Short task:
Copy out every one of the lines below, word for word.

Source data
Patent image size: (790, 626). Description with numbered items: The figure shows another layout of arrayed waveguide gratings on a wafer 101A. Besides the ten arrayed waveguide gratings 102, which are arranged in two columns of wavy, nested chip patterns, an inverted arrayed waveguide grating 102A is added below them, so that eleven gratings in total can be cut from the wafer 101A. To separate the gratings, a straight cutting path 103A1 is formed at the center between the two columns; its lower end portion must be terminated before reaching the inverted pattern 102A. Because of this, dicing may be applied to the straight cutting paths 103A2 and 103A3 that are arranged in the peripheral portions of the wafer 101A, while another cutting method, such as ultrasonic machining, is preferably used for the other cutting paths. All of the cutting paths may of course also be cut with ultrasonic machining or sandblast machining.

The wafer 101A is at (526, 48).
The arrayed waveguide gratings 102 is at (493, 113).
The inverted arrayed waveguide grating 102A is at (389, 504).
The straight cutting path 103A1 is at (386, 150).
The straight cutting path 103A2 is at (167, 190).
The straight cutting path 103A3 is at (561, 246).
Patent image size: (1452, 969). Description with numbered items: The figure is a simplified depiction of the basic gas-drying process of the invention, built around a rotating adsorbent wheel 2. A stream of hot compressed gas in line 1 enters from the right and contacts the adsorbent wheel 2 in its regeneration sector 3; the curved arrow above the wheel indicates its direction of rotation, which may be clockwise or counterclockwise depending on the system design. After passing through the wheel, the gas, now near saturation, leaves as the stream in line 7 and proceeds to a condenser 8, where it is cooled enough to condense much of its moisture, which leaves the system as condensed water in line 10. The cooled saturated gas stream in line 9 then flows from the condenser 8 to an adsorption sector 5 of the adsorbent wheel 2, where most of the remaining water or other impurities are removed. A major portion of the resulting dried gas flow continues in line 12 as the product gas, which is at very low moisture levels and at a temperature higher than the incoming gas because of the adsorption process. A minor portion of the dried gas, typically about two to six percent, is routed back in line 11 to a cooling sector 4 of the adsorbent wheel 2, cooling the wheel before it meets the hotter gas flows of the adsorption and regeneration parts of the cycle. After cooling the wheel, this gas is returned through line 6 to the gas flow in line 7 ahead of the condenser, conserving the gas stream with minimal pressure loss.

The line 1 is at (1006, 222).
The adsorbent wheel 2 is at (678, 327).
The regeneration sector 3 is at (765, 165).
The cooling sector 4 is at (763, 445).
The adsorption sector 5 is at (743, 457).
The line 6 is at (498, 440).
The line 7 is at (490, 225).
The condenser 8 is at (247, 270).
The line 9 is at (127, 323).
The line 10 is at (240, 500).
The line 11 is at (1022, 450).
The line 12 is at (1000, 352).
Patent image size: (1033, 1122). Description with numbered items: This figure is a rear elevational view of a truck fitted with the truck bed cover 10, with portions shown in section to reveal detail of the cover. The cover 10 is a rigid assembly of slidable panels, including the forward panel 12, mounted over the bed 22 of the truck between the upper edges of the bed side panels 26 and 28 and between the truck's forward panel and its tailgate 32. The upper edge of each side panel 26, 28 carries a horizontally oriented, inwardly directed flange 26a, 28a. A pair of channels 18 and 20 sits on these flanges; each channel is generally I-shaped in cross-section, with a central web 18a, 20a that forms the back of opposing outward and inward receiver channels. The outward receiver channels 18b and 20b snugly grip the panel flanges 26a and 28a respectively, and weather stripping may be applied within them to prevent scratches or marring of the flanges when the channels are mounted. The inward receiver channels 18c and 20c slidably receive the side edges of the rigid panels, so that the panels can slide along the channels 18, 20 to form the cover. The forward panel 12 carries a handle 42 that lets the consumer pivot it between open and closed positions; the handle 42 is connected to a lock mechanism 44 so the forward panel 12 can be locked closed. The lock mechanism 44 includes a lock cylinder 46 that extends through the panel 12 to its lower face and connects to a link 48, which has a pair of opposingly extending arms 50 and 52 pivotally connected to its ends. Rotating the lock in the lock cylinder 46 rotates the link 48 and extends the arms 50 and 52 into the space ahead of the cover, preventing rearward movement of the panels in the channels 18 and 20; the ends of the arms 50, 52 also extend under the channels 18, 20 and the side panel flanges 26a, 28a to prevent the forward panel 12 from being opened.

Task output:
Patent image size: (790, 626). Description with numbered items: The figure shows another layout of arrayed waveguide gratings on a wafer 101A. Besides the ten arrayed waveguide gratings 102, which are arranged in two columns of wavy, nested chip patterns, an inverted arrayed waveguide grating 102A is added below them, so that eleven gratings in total can be cut from the wafer 101A. To separate the gratings, a straight cutting path 103A1 is formed at the center between the two columns; its lower end portion must be terminated before reaching the inverted pattern 102A. Because of this, dicing may be applied to the straight cutting paths 103A2 and 103A3 that are arranged in the peripheral portions of the wafer 101A, while another cutting method, such as ultrasonic machining, is preferably used for the other cutting paths. All of the cutting paths may of course also be cut with ultrasonic machining or sandblast machining.

The wafer 101A is at (526, 48).
The arrayed waveguide gratings 102 is at (493, 113).
The inverted arrayed waveguide grating 102A is at (389, 504).
The straight cutting path 103A1 is at (386, 150).
The straight cutting path 103A2 is at (167, 190).
The straight cutting path 103A3 is at (561, 246).
Patent image size: (1452, 969). Description with numbered items: The figure is a simplified depiction of the basic gas-drying process of the invention, built around a rotating adsorbent wheel 2. A stream of hot compressed gas in line 1 enters from the right and contacts the adsorbent wheel 2 in its regeneration sector 3; the curved arrow above the wheel indicates its direction of rotation, which may be clockwise or counterclockwise depending on the system design. After passing through the wheel, the gas, now near saturation, leaves as the stream in line 7 and proceeds to a condenser 8, where it is cooled enough to condense much of its moisture, which leaves the system as condensed water in line 10. The cooled saturated gas stream in line 9 then flows from the condenser 8 to an adsorption sector 5 of the adsorbent wheel 2, where most of the remaining water or other impurities are removed. A major portion of the resulting dried gas flow continues in line 12 as the product gas, which is at very low moisture levels and at a temperature higher than the incoming gas because of the adsorption process. A minor portion of the dried gas, typically about two to six percent, is routed back in line 11 to a cooling sector 4 of the adsorbent wheel 2, cooling the wheel before it meets the hotter gas flows of the adsorption and regeneration parts of the cycle. After cooling the wheel, this gas is returned through line 6 to the gas flow in line 7 ahead of the condenser, conserving the gas stream with minimal pressure loss.

The line 1 is at (1006, 222).
The adsorbent wheel 2 is at (678, 327).
The regeneration sector 3 is at (765, 165).
The cooling sector 4 is at (763, 445).
The adsorption sector 5 is at (743, 457).
The line 6 is at (498, 440).
The line 7 is at (490, 225).
The condenser 8 is at (247, 270).
The line 9 is at (127, 323).
The line 10 is at (240, 500).
The line 11 is at (1022, 450).
The line 12 is at (1000, 352).
Patent image size: (1033, 1122). Description with numbered items: This figure is a rear elevational view of a truck fitted with the truck bed cover 10, with portions shown in section to reveal detail of the cover. The cover 10 is a rigid assembly of slidable panels, including the forward panel 12, mounted over the bed 22 of the truck between the upper edges of the bed side panels 26 and 28 and between the truck's forward panel and its tailgate 32. The upper edge of each side panel 26, 28 carries a horizontally oriented, inwardly directed flange 26a, 28a. A pair of channels 18 and 20 sits on these flanges; each channel is generally I-shaped in cross-section, with a central web 18a, 20a that forms the back of opposing outward and inward receiver channels. The outward receiver channels 18b and 20b snugly grip the panel flanges 26a and 28a respectively, and weather stripping may be applied within them to prevent scratches or marring of the flanges when the channels are mounted. The inward receiver channels 18c and 20c slidably receive the side edges of the rigid panels, so that the panels can slide along the channels 18, 20 to form the cover. The forward panel 12 carries a handle 42 that lets the consumer pivot it between open and closed positions; the handle 42 is connected to a lock mechanism 44 so the forward panel 12 can be locked closed. The lock mechanism 44 includes a lock cylinder 46 that extends through the panel 12 to its lower face and connects to a link 48, which has a pair of opposingly extending arms 50 and 52 pivotally connected to its ends. Rotating the lock in the lock cylinder 46 rotates the link 48 and extends the arms 50 and 52 into the space ahead of the cover, preventing rearward movement of the panels in the channels 18 and 20; the ends of the arms 50, 52 also extend under the channels 18, 20 and the side panel flanges 26a, 28a to prevent the forward panel 12 from being opened.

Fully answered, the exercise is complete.